### Challenge
Scan the material and copy every line in which "striped" appears.

--- begin Data supplied ---

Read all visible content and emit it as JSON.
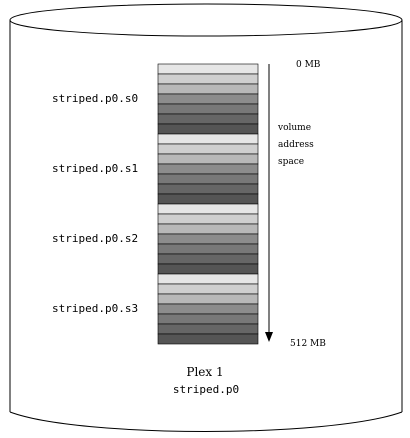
{
  "plex": {
    "title": "Plex 1",
    "name": "striped.p0"
  },
  "subdisks": [
    {
      "label": "striped.p0.s0"
    },
    {
      "label": "striped.p0.s1"
    },
    {
      "label": "striped.p0.s2"
    },
    {
      "label": "striped.p0.s3"
    }
  ],
  "stripe_shades": [
    "#e6e6e6",
    "#cfcfcf",
    "#b8b8b8",
    "#a0a0a0",
    "#8c8c8c",
    "#787878",
    "#666666",
    "#555555"
  ],
  "stripes_per_subdisk": 7,
  "address_axis": {
    "start_label": "0 MB",
    "end_label": "512 MB",
    "caption_lines": [
      "volume",
      "address",
      "space"
    ]
  }
}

--- end Data supplied ---

### Task response
    "name": "striped.p0"
      "label": "striped.p0.s0"
      "label": "striped.p0.s1"
      "label": "striped.p0.s2"
      "label": "striped.p0.s3"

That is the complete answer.